__Text extract__.
= = = =

I said above what he should have done, left the state with his firearms and told them to go pound sand when they showed up and everything was gone and he was packing his house up to move.

There's certainly no reason he should still be living there acting like it's going to get better and teaching his kids it's OK to cower and let the state run roughshod over you.

There's a reason I'm currently researching houses in NH for an escape should new laws be passed here in CT. I'll vote with my money and feet until I can't. Then I'll shoot.
 
I said above what he should have done, left the state with his firearms and told them to go pound sand when they showed up and everything was gone and he was packing his house up to move.

There's certainly no reason he should still be living there acting like it's going to get better and teaching his kids it's OK to cower and let the state run roughshod over you.

There's a reason I'm currently researching houses in NH for an escape should new laws be passed here in CT. I'll vote with my money and feet until I can't. Then I'll shoot.

= = = =

__Data supplied__.
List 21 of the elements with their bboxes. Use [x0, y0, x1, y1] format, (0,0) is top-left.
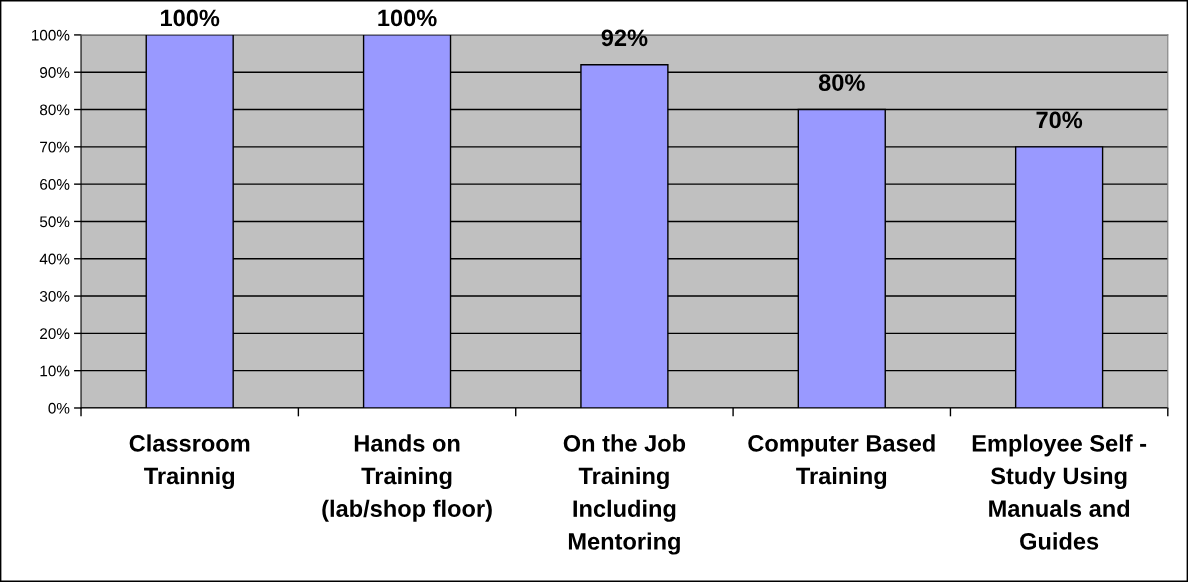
data-label: 80% — [818, 74, 865, 91]
x-tick-label: On the Job Training Including Mentoring — [563, 434, 686, 555]
x-tick-label: Employee Self - Study Using Manuals and Guides — [972, 434, 1147, 550]
x-tick-label: Hands on Training (lab/shop floor) — [322, 434, 492, 522]
data-label: 70% — [1036, 111, 1083, 129]
data-label: 100% — [160, 9, 220, 27]
y-tick-label: 10% — [40, 365, 70, 377]
y-tick-label: 40% — [39, 253, 70, 265]
data-label: 100% — [378, 9, 437, 27]
y-tick-label: 90% — [40, 67, 70, 78]
data-label: 92% — [601, 29, 648, 47]
x-tick-label: Computer Based Training — [748, 434, 935, 490]
y-tick-label: 60% — [40, 179, 70, 190]
x-tick-label: Classroom Trainnig — [129, 434, 250, 490]
y-tick-label: 30% — [39, 290, 70, 302]
y-tick-label: 20% — [40, 328, 70, 340]
y-tick-label: 0% — [48, 402, 70, 414]
y-tick-label: 50% — [39, 216, 70, 228]
y-tick-label: 70% — [40, 141, 70, 153]
y-tick-label: 80% — [40, 104, 70, 116]
y-tick-label: 100% — [32, 29, 70, 41]
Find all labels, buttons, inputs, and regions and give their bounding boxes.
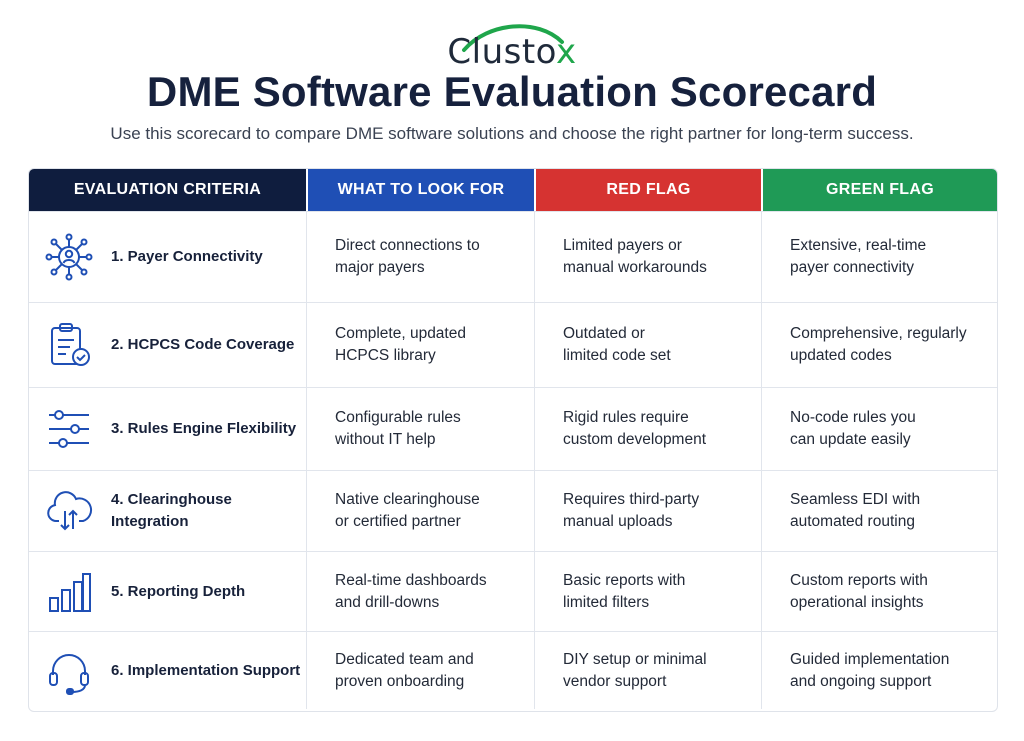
criteria-label: 1. Payer Connectivity [111,248,263,265]
red-flag-cell: Rigid rules require custom development [534,388,761,470]
headset-icon [43,645,95,697]
green-flag-cell: No-code rules you can update easily [761,388,997,470]
page-subtitle: Use this scorecard to compare DME softwa… [110,124,914,143]
red-flag-cell: Requires third-party manual uploads [534,471,761,551]
clipboard-check-icon [43,319,95,371]
green-flag-cell: Seamless EDI with automated routing [761,471,997,551]
red-flag-cell: DIY setup or minimal vendor support [534,632,761,709]
table-row: 6. Implementation Support Dedicated team… [29,631,997,709]
look-for-cell: Configurable rules without IT help [306,388,534,470]
green-flag-cell: Comprehensive, regularly updated codes [761,303,997,387]
green-flag-cell: Custom reports with operational insights [761,552,997,631]
criteria-label: 2. HCPCS Code Coverage [111,336,295,353]
red-flag-cell: Outdated or limited code set [534,303,761,387]
table-header-row: EVALUATION CRITERIA WHAT TO LOOK FOR RED… [29,169,997,211]
logo-swoosh-icon [462,24,564,52]
criteria-label: 4. Clearinghouse Integration [111,491,232,530]
network-user-icon [43,231,95,283]
header-green-flag: GREEN FLAG [761,169,997,211]
look-for-cell: Complete, updated HCPCS library [306,303,534,387]
criteria-cell: 6. Implementation Support [29,632,306,709]
table-row: 5. Reporting Depth Real-time dashboards … [29,551,997,631]
bar-chart-icon [43,566,95,618]
brand-logo: Clustox [0,10,1024,72]
look-for-cell: Direct connections to major payers [306,212,534,302]
red-flag-cell: Basic reports with limited filters [534,552,761,631]
look-for-cell: Real-time dashboards and drill-downs [306,552,534,631]
cloud-transfer-icon [43,485,95,537]
table-row: 3. Rules Engine Flexibility Configurable… [29,387,997,470]
criteria-cell: 3. Rules Engine Flexibility [29,388,306,470]
criteria-cell: 5. Reporting Depth [29,552,306,631]
look-for-cell: Dedicated team and proven onboarding [306,632,534,709]
criteria-label: 6. Implementation Support [111,661,301,679]
table-row: 2. HCPCS Code Coverage Complete, updated… [29,302,997,387]
table-row: 1. Payer Connectivity Direct connections… [29,211,997,302]
criteria-cell: 1. Payer Connectivity [29,212,306,302]
header-what-to-look-for: WHAT TO LOOK FOR [306,169,534,211]
sliders-icon [43,403,95,455]
green-flag-cell: Extensive, real-time payer connectivity [761,212,997,302]
header-red-flag: RED FLAG [534,169,761,211]
look-for-cell: Native clearinghouse or certified partne… [306,471,534,551]
logo-wordmark: Clustox [447,32,577,72]
table-row: 4. Clearinghouse Integration Native clea… [29,470,997,551]
criteria-cell: 4. Clearinghouse Integration [29,471,306,551]
header-evaluation-criteria: EVALUATION CRITERIA [29,169,306,211]
green-flag-cell: Guided implementation and ongoing suppor… [761,632,997,709]
scorecard-table: EVALUATION CRITERIA WHAT TO LOOK FOR RED… [28,168,998,712]
criteria-label: 3. Rules Engine Flexibility [111,420,297,437]
criteria-label: 5. Reporting Depth [111,582,246,600]
page-title: DME Software Evaluation Scorecard [146,68,878,115]
criteria-cell: 2. HCPCS Code Coverage [29,303,306,387]
red-flag-cell: Limited payers or manual workarounds [534,212,761,302]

= = = =

__Set tasks__.
(1) Please list each thing the text extract says the man should not still be doing.
(2) According to the text extract, where is the writer researching houses, and under what condition would they move?
The records are material apart from the text extract.

__Responses to the tasks__.
(1)
- Still be living there
- Acting like it's going to get better
- Teaching his kids it's OK to cower and let the state run roughshod over you

(2) The writer is researching houses in NH as an escape should new laws be passed in CT.